**Aim of the task:** Quote the material below verbatim, from its first line through the line containing "fax-label: Fax: xyxy=(16,365,43,380)", with both of those lines included.

Stored data entries:

+-------+

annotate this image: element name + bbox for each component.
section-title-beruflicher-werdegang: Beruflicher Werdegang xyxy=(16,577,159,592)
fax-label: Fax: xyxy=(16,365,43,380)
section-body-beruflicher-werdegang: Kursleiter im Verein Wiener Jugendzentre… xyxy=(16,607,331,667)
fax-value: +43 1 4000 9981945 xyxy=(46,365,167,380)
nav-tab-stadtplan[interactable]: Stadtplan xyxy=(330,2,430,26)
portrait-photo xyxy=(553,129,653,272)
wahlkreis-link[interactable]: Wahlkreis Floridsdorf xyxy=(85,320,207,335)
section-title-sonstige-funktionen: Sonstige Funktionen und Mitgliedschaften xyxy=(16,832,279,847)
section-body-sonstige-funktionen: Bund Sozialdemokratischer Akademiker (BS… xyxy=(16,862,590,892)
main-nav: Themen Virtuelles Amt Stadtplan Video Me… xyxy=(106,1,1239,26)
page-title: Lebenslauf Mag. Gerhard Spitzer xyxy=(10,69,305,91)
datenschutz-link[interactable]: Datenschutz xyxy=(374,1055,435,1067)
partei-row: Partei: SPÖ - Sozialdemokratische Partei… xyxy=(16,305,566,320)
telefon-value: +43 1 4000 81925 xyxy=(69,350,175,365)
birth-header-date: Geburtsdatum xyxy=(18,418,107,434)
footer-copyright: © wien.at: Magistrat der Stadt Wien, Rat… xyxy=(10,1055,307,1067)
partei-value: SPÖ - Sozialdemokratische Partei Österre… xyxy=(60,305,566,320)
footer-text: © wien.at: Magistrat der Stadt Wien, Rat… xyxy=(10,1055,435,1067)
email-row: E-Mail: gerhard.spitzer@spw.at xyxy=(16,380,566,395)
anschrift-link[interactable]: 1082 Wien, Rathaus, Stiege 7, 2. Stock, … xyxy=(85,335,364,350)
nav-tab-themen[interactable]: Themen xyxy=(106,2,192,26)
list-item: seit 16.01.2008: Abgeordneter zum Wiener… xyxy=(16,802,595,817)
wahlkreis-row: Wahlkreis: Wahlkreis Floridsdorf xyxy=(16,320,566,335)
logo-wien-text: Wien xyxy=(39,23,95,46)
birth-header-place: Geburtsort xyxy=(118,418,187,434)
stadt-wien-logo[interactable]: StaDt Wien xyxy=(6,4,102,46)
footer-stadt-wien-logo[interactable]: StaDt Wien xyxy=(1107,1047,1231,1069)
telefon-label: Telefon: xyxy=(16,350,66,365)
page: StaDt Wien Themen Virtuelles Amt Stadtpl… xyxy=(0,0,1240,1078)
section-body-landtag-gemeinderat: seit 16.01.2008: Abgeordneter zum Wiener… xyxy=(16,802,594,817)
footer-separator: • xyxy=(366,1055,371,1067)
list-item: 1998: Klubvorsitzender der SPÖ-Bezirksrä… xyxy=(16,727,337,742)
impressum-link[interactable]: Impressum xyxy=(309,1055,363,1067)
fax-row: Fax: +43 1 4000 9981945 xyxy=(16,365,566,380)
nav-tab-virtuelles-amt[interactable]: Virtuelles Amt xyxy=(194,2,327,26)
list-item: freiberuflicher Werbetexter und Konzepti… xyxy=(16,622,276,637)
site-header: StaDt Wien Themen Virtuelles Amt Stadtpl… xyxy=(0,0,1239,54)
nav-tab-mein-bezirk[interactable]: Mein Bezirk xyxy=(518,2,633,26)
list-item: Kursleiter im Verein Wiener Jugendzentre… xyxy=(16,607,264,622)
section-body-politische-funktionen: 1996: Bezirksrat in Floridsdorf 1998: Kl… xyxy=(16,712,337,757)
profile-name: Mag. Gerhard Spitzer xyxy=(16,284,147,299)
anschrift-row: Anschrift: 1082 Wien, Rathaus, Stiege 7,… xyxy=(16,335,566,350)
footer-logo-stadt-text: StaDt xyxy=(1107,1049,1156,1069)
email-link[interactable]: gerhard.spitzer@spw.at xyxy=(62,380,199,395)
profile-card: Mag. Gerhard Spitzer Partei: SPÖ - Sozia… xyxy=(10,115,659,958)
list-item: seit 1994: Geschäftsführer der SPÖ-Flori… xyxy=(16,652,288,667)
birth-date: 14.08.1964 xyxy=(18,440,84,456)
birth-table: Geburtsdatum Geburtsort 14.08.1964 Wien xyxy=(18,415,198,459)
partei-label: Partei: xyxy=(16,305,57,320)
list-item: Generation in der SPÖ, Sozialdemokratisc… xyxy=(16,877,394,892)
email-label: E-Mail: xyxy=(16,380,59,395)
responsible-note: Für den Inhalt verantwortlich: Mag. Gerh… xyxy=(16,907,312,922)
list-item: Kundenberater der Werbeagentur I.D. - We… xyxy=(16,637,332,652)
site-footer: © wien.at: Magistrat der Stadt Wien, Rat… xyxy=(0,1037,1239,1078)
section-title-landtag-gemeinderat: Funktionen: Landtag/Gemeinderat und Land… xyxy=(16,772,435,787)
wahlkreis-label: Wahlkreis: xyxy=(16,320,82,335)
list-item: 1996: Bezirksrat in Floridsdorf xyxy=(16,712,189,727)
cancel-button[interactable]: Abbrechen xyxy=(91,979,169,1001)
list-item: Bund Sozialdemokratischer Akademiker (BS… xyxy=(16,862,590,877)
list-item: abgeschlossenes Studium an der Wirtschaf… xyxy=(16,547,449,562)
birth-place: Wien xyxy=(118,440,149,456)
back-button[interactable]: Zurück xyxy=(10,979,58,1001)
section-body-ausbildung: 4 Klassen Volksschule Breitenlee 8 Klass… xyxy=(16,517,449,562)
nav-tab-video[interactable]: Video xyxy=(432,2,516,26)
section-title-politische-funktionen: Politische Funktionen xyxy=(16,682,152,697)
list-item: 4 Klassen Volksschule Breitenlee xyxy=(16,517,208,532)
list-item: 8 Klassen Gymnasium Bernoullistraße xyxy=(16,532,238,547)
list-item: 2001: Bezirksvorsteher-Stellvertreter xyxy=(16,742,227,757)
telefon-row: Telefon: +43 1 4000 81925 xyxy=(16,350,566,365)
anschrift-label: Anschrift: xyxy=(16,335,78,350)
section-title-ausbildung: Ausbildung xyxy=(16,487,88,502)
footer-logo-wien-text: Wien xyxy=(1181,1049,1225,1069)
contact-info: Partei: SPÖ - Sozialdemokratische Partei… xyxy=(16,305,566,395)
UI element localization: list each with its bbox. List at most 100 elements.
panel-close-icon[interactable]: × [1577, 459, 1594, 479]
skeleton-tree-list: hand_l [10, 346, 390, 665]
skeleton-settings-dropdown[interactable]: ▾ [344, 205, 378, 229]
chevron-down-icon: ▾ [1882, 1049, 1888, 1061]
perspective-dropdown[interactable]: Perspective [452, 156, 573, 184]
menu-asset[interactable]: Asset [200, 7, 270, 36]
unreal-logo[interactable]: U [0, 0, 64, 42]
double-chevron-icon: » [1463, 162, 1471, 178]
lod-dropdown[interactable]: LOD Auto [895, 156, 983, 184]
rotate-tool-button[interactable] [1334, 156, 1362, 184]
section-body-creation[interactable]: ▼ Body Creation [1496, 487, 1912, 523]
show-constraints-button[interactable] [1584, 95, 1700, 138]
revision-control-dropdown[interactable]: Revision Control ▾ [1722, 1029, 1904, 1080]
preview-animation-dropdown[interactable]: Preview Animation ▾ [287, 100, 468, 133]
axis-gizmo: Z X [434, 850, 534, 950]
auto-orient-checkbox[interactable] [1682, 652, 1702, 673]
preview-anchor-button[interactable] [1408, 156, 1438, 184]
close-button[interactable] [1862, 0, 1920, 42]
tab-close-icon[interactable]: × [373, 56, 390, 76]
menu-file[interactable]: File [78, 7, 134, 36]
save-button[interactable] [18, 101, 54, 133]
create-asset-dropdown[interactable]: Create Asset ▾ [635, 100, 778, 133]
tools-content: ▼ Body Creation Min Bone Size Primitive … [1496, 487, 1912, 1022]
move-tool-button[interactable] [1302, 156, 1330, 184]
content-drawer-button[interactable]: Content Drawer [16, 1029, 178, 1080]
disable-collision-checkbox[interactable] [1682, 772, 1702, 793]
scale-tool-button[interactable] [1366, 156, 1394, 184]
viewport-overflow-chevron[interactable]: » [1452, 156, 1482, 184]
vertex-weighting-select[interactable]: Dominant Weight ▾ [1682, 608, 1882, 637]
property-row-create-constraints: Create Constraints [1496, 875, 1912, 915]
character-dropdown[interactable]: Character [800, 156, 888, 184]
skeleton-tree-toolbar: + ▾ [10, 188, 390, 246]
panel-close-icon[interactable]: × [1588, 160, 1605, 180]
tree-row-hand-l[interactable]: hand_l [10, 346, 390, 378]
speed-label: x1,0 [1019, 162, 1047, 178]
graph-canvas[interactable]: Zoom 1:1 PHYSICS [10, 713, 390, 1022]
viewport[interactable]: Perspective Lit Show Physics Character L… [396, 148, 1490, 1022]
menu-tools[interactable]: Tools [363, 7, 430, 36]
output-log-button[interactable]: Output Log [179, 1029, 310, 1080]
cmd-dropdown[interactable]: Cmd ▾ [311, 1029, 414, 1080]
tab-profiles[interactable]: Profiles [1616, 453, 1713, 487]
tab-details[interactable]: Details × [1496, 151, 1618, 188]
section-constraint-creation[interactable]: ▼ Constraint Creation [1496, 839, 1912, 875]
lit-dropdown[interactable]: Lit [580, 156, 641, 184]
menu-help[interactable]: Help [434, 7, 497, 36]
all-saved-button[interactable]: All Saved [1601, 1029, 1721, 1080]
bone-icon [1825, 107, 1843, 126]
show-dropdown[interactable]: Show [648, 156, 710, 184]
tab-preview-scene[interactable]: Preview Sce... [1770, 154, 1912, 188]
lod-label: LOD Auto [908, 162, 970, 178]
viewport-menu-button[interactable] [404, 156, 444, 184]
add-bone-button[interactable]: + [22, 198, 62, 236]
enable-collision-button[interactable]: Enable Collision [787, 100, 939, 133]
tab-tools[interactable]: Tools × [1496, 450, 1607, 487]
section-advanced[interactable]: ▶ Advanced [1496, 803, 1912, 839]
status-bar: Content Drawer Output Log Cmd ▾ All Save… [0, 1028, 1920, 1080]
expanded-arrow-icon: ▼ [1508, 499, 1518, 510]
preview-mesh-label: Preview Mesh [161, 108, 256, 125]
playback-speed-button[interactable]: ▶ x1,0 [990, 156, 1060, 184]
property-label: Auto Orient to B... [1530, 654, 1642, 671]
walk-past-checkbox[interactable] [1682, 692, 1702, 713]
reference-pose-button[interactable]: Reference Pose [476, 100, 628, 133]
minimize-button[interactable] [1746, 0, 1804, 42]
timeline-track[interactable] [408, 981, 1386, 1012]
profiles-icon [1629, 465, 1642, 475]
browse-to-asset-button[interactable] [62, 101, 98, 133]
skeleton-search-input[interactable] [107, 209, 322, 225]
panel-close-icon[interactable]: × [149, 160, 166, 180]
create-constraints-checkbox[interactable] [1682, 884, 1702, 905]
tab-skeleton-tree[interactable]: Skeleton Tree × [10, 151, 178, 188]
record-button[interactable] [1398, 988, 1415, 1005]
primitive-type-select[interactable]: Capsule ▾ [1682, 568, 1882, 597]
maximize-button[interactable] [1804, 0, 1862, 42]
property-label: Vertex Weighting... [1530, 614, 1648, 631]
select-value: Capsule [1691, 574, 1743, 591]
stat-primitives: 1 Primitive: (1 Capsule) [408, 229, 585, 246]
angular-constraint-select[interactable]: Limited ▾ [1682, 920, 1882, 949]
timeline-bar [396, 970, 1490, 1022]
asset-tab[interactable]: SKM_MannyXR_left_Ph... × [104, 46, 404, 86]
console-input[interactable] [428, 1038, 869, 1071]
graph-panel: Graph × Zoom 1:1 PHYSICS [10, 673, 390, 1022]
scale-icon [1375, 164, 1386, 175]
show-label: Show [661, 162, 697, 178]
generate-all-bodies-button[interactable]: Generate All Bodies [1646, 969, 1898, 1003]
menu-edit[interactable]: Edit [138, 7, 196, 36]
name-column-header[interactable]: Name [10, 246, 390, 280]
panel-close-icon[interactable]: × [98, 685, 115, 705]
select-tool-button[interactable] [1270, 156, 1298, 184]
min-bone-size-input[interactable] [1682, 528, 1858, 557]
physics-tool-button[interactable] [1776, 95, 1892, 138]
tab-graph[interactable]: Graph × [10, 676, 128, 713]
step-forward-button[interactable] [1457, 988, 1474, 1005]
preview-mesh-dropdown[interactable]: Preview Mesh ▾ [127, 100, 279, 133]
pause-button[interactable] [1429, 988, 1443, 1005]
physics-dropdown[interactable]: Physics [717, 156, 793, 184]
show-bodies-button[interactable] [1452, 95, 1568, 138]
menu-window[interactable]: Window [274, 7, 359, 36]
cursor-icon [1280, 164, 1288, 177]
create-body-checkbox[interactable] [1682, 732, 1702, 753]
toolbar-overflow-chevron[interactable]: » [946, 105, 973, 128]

+-------+

**Reply:**
annotate this image: element name + bbox for each component.
section-title-beruflicher-werdegang: Beruflicher Werdegang xyxy=(16,577,159,592)
fax-label: Fax: xyxy=(16,365,43,380)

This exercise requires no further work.